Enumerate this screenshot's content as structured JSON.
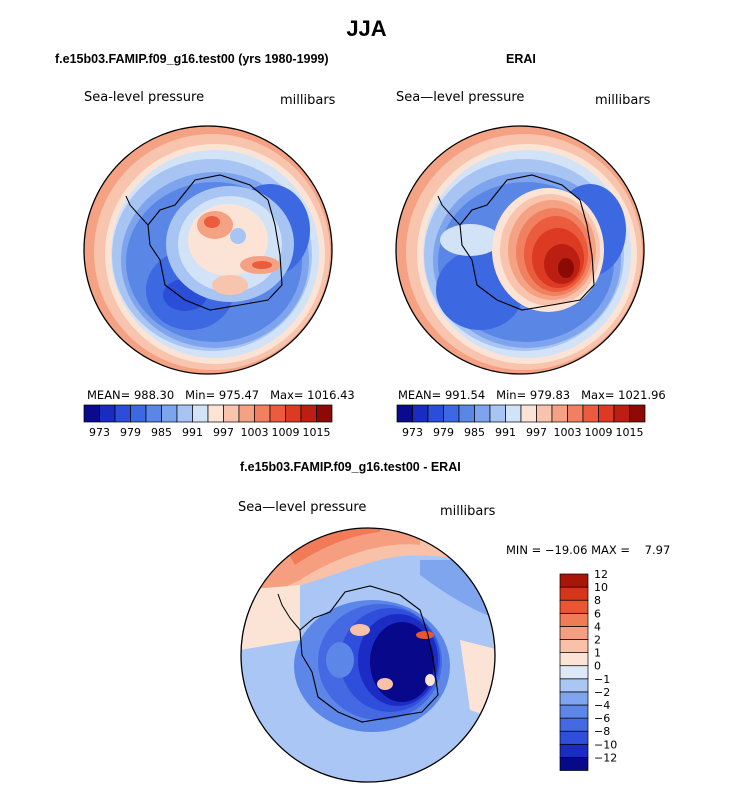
{
  "page": {
    "title": "JJA"
  },
  "panels": [
    {
      "id": "model",
      "title": "f.e15b03.FAMIP.f09_g16.test00 (yrs 1980-1999)",
      "variable": "Sea-level pressure",
      "units": "millibars",
      "stats": {
        "mean_label": "MEAN=",
        "mean": "988.30",
        "min_label": "Min=",
        "min": "975.47",
        "max_label": "Max=",
        "max": "1016.43"
      }
    },
    {
      "id": "obs",
      "title": "ERAI",
      "variable": "Sea—level pressure",
      "units": "millibars",
      "stats": {
        "mean_label": "MEAN=",
        "mean": "991.54",
        "min_label": "Min=",
        "min": "979.83",
        "max_label": "Max=",
        "max": "1021.96"
      }
    },
    {
      "id": "diff",
      "title": "f.e15b03.FAMIP.f09_g16.test00 - ERAI",
      "variable": "Sea—level pressure",
      "units": "millibars",
      "stats_line": "MIN = −19.06 MAX =    7.97"
    }
  ],
  "abs_colorbar": {
    "colors": [
      "#0a0a8c",
      "#1a2cc0",
      "#2a4ed8",
      "#3c68e2",
      "#5a86e6",
      "#7fa4ee",
      "#a8c4f2",
      "#d2e2f7",
      "#fbe3d6",
      "#f8c4ad",
      "#f4a283",
      "#f0805f",
      "#ea5c3d",
      "#dc3a22",
      "#bc1e12",
      "#8c0a06"
    ],
    "ticks": [
      "973",
      "979",
      "985",
      "991",
      "997",
      "1003",
      "1009",
      "1015"
    ]
  },
  "diff_colorbar": {
    "colors": [
      "#08088a",
      "#1a2cc4",
      "#2f4edb",
      "#4469e2",
      "#5c86e8",
      "#7ea5ee",
      "#a9c6f4",
      "#dde9f8",
      "#fbe3d6",
      "#f8c1a8",
      "#f59f80",
      "#f07b56",
      "#ea5533",
      "#d7351a",
      "#a81608"
    ],
    "ticks": [
      "−12",
      "−10",
      "−8",
      "−6",
      "−4",
      "−2",
      "−1",
      "0",
      "1",
      "2",
      "4",
      "6",
      "8",
      "10",
      "12"
    ]
  },
  "map_colors": {
    "outer_warm": "#f6b79a",
    "mid_pale": "#d2e2f7",
    "blue": "#5a86e6",
    "deep_blue": "#2a4ed8",
    "high_red": "#dc3a22",
    "coast": "#000000"
  }
}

Goal> From the data above, write out everything exactly except the pictures.

Solved problem>
Enumerate this screenshot's content as structured JSON.
{
  "page": {
    "title": "JJA"
  },
  "panels": [
    {
      "id": "model",
      "title": "f.e15b03.FAMIP.f09_g16.test00 (yrs 1980-1999)",
      "variable": "Sea-level pressure",
      "units": "millibars",
      "stats": {
        "mean_label": "MEAN=",
        "mean": "988.30",
        "min_label": "Min=",
        "min": "975.47",
        "max_label": "Max=",
        "max": "1016.43"
      }
    },
    {
      "id": "obs",
      "title": "ERAI",
      "variable": "Sea—level pressure",
      "units": "millibars",
      "stats": {
        "mean_label": "MEAN=",
        "mean": "991.54",
        "min_label": "Min=",
        "min": "979.83",
        "max_label": "Max=",
        "max": "1021.96"
      }
    },
    {
      "id": "diff",
      "title": "f.e15b03.FAMIP.f09_g16.test00 - ERAI",
      "variable": "Sea—level pressure",
      "units": "millibars",
      "stats_line": "MIN = −19.06 MAX =    7.97"
    }
  ],
  "abs_colorbar": {
    "colors": [
      "#0a0a8c",
      "#1a2cc0",
      "#2a4ed8",
      "#3c68e2",
      "#5a86e6",
      "#7fa4ee",
      "#a8c4f2",
      "#d2e2f7",
      "#fbe3d6",
      "#f8c4ad",
      "#f4a283",
      "#f0805f",
      "#ea5c3d",
      "#dc3a22",
      "#bc1e12",
      "#8c0a06"
    ],
    "ticks": [
      "973",
      "979",
      "985",
      "991",
      "997",
      "1003",
      "1009",
      "1015"
    ]
  },
  "diff_colorbar": {
    "colors": [
      "#08088a",
      "#1a2cc4",
      "#2f4edb",
      "#4469e2",
      "#5c86e8",
      "#7ea5ee",
      "#a9c6f4",
      "#dde9f8",
      "#fbe3d6",
      "#f8c1a8",
      "#f59f80",
      "#f07b56",
      "#ea5533",
      "#d7351a",
      "#a81608"
    ],
    "ticks": [
      "−12",
      "−10",
      "−8",
      "−6",
      "−4",
      "−2",
      "−1",
      "0",
      "1",
      "2",
      "4",
      "6",
      "8",
      "10",
      "12"
    ]
  },
  "map_colors": {
    "outer_warm": "#f6b79a",
    "mid_pale": "#d2e2f7",
    "blue": "#5a86e6",
    "deep_blue": "#2a4ed8",
    "high_red": "#dc3a22",
    "coast": "#000000"
  }
}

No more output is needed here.